> **Problem description**: Would you pull out every line of the material that contains the string "质量指标"?

[Dataset items]

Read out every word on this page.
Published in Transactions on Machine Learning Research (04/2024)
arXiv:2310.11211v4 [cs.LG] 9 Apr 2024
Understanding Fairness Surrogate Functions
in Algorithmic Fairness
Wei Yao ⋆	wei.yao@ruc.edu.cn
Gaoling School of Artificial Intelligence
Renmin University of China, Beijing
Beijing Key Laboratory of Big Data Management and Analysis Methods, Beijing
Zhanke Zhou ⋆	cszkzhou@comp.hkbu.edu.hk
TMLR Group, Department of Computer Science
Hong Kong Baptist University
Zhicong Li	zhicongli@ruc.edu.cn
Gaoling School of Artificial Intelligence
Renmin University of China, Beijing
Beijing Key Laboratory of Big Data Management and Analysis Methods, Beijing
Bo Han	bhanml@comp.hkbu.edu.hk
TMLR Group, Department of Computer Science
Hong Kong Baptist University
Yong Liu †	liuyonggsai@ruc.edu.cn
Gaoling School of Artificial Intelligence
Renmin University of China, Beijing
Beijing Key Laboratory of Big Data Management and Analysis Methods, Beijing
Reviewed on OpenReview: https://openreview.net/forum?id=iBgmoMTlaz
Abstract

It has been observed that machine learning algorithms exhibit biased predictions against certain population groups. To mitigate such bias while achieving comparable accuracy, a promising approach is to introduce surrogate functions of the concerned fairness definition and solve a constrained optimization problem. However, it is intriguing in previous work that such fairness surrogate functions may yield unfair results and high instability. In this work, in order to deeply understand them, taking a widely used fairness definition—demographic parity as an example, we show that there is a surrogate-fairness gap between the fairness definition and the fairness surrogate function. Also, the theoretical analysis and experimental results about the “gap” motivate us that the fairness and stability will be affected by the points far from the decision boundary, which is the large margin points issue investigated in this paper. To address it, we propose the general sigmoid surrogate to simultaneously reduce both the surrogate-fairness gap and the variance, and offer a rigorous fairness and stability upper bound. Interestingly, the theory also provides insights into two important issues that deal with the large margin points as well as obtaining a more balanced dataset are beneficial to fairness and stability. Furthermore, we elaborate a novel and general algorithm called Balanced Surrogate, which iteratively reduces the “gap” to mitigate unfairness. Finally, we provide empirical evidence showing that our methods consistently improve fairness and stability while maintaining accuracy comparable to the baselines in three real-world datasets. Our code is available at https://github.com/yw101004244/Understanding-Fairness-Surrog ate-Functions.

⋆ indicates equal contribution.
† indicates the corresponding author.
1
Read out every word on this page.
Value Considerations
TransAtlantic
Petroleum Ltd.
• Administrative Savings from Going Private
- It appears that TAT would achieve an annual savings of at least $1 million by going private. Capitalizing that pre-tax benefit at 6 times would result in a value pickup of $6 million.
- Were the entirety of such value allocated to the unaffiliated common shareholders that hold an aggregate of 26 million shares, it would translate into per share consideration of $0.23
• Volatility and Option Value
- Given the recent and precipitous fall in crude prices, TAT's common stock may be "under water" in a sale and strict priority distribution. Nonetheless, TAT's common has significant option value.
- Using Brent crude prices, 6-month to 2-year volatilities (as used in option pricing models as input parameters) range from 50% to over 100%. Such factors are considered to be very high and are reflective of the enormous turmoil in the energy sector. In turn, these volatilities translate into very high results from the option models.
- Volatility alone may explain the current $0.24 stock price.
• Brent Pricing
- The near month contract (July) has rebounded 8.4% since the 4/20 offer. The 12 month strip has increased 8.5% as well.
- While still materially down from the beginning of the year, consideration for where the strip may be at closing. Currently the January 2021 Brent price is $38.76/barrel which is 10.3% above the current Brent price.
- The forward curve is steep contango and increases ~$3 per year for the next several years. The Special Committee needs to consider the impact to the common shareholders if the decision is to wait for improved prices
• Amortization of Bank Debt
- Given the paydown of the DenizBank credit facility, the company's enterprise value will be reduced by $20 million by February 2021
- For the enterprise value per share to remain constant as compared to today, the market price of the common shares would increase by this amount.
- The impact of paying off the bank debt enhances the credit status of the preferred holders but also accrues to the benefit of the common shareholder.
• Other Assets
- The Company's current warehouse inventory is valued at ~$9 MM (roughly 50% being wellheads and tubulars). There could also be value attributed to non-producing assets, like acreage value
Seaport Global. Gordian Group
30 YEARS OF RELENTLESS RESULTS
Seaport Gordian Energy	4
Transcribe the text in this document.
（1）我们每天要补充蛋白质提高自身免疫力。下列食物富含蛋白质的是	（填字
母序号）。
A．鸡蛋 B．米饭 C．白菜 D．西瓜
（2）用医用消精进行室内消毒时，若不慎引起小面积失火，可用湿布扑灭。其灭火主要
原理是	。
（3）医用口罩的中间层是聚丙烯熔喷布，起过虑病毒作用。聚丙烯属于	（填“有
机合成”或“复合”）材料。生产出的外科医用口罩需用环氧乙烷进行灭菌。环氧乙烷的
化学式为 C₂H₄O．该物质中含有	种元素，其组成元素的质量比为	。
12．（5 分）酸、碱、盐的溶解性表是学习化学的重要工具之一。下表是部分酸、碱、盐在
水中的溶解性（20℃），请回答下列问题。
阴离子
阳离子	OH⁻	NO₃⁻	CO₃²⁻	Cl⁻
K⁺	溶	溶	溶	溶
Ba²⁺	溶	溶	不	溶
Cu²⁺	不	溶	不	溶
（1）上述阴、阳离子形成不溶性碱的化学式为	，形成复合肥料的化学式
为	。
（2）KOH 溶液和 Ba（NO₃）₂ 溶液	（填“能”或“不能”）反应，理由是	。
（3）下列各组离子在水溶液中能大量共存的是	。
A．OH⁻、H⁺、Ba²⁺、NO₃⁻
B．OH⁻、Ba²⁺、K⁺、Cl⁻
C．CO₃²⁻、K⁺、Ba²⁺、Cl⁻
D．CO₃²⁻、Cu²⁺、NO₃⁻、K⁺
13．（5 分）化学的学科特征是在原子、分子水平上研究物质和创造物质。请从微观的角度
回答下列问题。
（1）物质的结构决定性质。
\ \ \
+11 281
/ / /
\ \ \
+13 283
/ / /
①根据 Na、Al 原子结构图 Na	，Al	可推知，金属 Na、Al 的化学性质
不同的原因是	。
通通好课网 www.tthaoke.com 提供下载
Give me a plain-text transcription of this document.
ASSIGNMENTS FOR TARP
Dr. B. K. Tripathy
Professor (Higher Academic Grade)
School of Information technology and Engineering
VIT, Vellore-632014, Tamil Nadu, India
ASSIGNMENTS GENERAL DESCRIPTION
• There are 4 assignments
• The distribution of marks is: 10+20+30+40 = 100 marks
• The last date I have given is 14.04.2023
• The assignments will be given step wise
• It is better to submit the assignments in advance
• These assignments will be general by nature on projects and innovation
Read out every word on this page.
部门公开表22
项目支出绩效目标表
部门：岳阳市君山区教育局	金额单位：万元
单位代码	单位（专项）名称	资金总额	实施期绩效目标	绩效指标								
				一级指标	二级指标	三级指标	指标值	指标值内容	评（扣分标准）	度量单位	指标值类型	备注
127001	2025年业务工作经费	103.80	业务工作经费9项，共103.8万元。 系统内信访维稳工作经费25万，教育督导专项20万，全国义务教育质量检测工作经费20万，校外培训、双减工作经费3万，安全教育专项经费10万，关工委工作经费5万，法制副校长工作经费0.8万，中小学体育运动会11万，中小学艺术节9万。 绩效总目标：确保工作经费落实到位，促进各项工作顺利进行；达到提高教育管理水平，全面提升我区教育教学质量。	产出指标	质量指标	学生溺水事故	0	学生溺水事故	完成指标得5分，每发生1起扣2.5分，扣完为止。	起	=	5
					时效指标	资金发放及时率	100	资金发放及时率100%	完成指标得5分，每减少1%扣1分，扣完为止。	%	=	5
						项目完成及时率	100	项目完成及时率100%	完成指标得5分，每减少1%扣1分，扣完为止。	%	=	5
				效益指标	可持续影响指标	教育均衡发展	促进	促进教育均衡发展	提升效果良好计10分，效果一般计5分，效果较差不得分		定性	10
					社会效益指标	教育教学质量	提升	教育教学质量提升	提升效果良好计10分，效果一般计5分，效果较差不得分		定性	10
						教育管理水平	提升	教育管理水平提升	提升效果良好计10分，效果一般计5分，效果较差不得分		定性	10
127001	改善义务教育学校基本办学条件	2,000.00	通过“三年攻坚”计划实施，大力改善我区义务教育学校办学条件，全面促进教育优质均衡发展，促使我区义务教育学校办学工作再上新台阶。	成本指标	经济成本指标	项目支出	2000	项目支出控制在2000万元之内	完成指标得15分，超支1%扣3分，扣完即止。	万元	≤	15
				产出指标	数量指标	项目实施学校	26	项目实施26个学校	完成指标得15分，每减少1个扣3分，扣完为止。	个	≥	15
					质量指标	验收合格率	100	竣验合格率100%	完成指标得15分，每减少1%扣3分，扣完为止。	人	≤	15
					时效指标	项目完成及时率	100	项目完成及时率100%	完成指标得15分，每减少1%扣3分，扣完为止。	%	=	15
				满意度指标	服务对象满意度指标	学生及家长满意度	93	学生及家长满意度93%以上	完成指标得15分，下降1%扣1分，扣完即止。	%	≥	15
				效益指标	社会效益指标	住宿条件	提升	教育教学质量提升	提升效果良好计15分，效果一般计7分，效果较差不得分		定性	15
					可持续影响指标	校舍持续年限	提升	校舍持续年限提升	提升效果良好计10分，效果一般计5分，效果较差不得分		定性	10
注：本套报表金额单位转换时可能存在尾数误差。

> **Response to this exercise**:
127001	2025年业务工作经费	103.80	业务工作经费9项，共103.8万元。 系统内信访维稳工作经费25万，教育督导专项20万，全国义务教育质量检测工作经费20万，校外培训、双减工作经费3万，安全教育专项经费10万，关工委工作经费5万，法制副校长工作经费0.8万，中小学体育运动会11万，中小学艺术节9万。 绩效总目标：确保工作经费落实到位，促进各项工作顺利进行；达到提高教育管理水平，全面提升我区教育教学质量。	产出指标	质量指标	学生溺水事故	0	学生溺水事故	完成指标得5分，每发生1起扣2.5分，扣完为止。	起	=	5
					质量指标	验收合格率	100	竣验合格率100%	完成指标得15分，每减少1%扣3分，扣完为止。	人	≤	15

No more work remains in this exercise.